### Given instruction
No images are to be carried over; print all other material exactly as it stands.

### Exercise material

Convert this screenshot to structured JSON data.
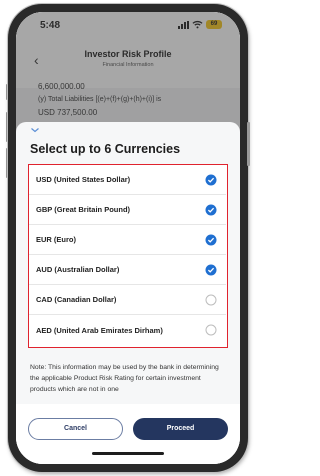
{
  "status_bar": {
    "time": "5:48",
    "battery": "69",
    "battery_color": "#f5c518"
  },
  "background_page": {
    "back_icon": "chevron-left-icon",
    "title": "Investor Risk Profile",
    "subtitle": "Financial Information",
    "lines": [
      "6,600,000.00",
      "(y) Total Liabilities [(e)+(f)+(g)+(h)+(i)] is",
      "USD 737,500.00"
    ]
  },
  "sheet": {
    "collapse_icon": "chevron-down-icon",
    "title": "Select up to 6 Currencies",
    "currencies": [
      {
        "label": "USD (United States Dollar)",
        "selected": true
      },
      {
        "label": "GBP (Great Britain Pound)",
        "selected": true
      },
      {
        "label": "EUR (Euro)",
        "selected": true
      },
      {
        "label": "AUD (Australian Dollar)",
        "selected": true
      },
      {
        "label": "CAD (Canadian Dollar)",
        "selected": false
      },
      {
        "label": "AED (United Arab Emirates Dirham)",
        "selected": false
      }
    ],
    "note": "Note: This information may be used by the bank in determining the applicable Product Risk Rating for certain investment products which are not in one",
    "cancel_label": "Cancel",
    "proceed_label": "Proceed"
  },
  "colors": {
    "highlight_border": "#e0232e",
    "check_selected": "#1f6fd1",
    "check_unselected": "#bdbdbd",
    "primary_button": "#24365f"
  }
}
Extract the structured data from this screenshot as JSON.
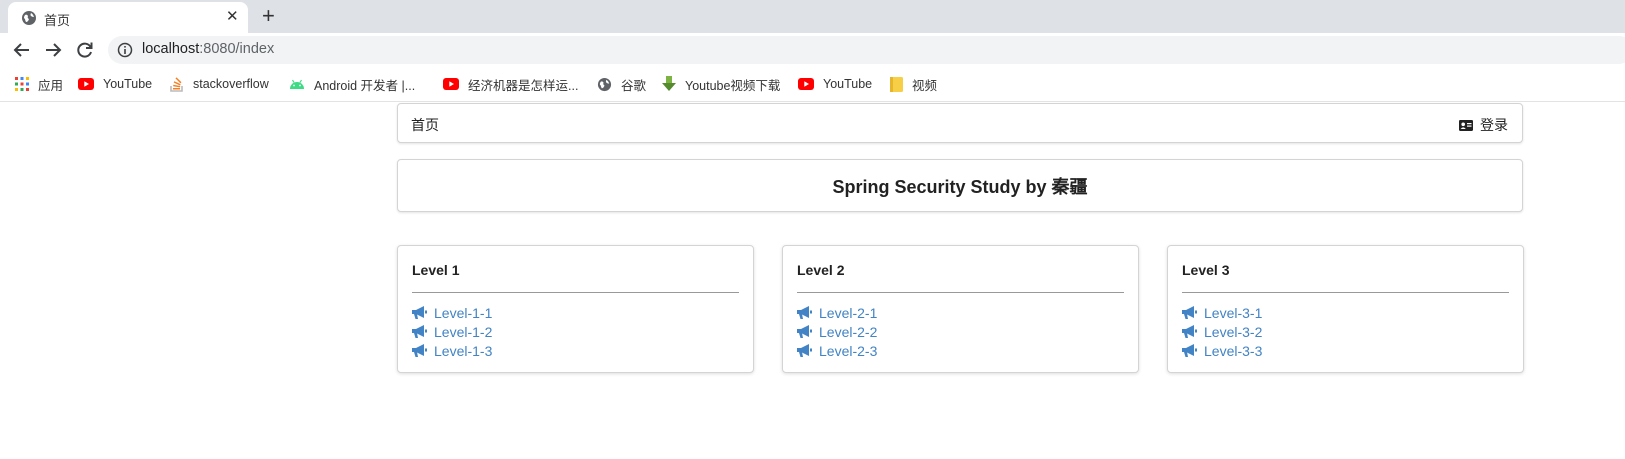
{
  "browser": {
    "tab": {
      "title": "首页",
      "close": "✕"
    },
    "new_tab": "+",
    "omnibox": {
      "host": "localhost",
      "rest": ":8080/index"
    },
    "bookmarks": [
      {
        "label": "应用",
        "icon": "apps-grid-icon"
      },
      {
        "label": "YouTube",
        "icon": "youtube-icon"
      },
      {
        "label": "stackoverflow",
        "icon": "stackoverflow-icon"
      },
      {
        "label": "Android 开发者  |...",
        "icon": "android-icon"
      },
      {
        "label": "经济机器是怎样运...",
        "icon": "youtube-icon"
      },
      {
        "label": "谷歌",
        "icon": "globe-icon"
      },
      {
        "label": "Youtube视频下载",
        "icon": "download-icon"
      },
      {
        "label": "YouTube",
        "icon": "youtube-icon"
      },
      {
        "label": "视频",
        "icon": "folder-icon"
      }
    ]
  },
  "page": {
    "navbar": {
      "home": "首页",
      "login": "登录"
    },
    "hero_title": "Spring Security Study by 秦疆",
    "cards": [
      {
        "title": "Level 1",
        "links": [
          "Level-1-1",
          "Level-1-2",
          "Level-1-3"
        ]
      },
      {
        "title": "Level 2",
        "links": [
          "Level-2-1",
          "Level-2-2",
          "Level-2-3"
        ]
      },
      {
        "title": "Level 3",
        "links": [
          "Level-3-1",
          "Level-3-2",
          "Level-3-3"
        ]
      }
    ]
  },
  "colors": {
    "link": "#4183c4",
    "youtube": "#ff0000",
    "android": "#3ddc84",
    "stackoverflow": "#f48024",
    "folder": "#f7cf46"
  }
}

### Response to this task
Convert this screenshot to structured JSON data.
{
  "status_bar": {
    "time": "5:48",
    "battery": "69",
    "battery_color": "#f5c518"
  },
  "background_page": {
    "back_icon": "chevron-left-icon",
    "title": "Investor Risk Profile",
    "subtitle": "Financial Information",
    "lines": [
      "6,600,000.00",
      "(y) Total Liabilities [(e)+(f)+(g)+(h)+(i)] is",
      "USD 737,500.00"
    ]
  },
  "sheet": {
    "collapse_icon": "chevron-down-icon",
    "title": "Select up to 6 Currencies",
    "currencies": [
      {
        "label": "USD (United States Dollar)",
        "selected": true
      },
      {
        "label": "GBP (Great Britain Pound)",
        "selected": true
      },
      {
        "label": "EUR (Euro)",
        "selected": true
      },
      {
        "label": "AUD (Australian Dollar)",
        "selected": true
      },
      {
        "label": "CAD (Canadian Dollar)",
        "selected": false
      },
      {
        "label": "AED (United Arab Emirates Dirham)",
        "selected": false
      }
    ],
    "note": "Note: This information may be used by the bank in determining the applicable Product Risk Rating for certain investment products which are not in one",
    "cancel_label": "Cancel",
    "proceed_label": "Proceed"
  },
  "colors": {
    "highlight_border": "#e0232e",
    "check_selected": "#1f6fd1",
    "check_unselected": "#bdbdbd",
    "primary_button": "#24365f"
  }
}
Extract the structured data from this screenshot as JSON.
{
  "browser": {
    "tab": {
      "title": "首页",
      "close": "✕"
    },
    "new_tab": "+",
    "omnibox": {
      "host": "localhost",
      "rest": ":8080/index"
    },
    "bookmarks": [
      {
        "label": "应用",
        "icon": "apps-grid-icon"
      },
      {
        "label": "YouTube",
        "icon": "youtube-icon"
      },
      {
        "label": "stackoverflow",
        "icon": "stackoverflow-icon"
      },
      {
        "label": "Android 开发者  |...",
        "icon": "android-icon"
      },
      {
        "label": "经济机器是怎样运...",
        "icon": "youtube-icon"
      },
      {
        "label": "谷歌",
        "icon": "globe-icon"
      },
      {
        "label": "Youtube视频下载",
        "icon": "download-icon"
      },
      {
        "label": "YouTube",
        "icon": "youtube-icon"
      },
      {
        "label": "视频",
        "icon": "folder-icon"
      }
    ]
  },
  "page": {
    "navbar": {
      "home": "首页",
      "login": "登录"
    },
    "hero_title": "Spring Security Study by 秦疆",
    "cards": [
      {
        "title": "Level 1",
        "links": [
          "Level-1-1",
          "Level-1-2",
          "Level-1-3"
        ]
      },
      {
        "title": "Level 2",
        "links": [
          "Level-2-1",
          "Level-2-2",
          "Level-2-3"
        ]
      },
      {
        "title": "Level 3",
        "links": [
          "Level-3-1",
          "Level-3-2",
          "Level-3-3"
        ]
      }
    ]
  },
  "colors": {
    "link": "#4183c4",
    "youtube": "#ff0000",
    "android": "#3ddc84",
    "stackoverflow": "#f48024",
    "folder": "#f7cf46"
  }
}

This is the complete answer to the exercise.